## begin RECORDED INFORMATION
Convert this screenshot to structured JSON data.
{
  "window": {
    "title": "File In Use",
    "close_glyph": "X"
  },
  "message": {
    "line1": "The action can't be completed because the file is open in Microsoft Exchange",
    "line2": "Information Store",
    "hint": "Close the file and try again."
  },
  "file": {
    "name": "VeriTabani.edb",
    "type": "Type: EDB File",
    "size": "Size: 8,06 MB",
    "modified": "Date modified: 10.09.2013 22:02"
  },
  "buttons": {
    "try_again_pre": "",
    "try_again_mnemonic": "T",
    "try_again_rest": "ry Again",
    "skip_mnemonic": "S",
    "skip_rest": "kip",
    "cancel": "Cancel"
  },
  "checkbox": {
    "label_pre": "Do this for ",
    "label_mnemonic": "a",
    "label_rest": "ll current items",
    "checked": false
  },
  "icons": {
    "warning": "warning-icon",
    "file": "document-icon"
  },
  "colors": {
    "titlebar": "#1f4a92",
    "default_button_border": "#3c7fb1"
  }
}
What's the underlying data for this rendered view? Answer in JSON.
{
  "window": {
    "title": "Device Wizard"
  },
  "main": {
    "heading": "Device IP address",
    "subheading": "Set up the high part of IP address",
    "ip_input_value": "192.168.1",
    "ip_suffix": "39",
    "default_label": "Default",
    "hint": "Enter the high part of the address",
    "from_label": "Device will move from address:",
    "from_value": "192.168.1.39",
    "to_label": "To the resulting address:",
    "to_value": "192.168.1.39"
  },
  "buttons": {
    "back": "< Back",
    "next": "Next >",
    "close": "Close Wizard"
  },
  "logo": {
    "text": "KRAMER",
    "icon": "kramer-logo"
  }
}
## end RECORDED INFORMATION
STATED EXERCISE —
Pull every line containing "this" out of the records.

ANSWER FOR THE TASK —
Convert this screenshot to structured JSON data.
    "label_pre": "Do this for ",
What's the underlying data for this rendered view? Answer in JSON.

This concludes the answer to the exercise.